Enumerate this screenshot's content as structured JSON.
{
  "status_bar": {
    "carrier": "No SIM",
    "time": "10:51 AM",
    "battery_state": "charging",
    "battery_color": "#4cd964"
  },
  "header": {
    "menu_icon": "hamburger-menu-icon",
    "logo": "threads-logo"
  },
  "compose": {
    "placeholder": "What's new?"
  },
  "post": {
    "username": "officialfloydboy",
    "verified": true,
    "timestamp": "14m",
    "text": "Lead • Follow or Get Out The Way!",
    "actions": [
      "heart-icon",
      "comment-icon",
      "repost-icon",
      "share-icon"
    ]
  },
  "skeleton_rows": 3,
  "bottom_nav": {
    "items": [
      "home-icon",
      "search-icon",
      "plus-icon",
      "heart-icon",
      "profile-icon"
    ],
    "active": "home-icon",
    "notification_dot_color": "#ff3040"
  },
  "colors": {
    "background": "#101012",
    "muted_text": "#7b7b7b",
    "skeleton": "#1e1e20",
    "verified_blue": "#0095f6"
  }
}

*-*-*

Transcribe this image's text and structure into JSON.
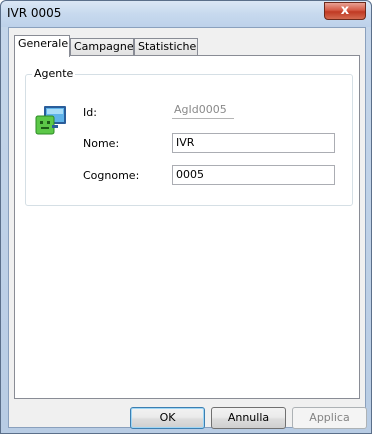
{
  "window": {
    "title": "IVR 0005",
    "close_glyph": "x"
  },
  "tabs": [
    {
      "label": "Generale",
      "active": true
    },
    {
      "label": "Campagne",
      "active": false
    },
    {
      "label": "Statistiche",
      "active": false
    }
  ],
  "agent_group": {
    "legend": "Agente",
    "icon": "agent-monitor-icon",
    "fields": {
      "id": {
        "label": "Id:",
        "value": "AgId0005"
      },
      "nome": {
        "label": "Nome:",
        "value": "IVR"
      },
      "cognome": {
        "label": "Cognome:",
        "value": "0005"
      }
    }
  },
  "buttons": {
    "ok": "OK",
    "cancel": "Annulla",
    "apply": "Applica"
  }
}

*-*-*

Go through the material line by line. Show each line that contains the string "icon".

    "menu_icon": "hamburger-menu-icon",
      "heart-icon",
      "comment-icon",
      "repost-icon",
      "share-icon"
      "home-icon",
      "search-icon",
      "plus-icon",
      "heart-icon",
      "profile-icon"
    "active": "home-icon",
    "icon": "agent-monitor-icon",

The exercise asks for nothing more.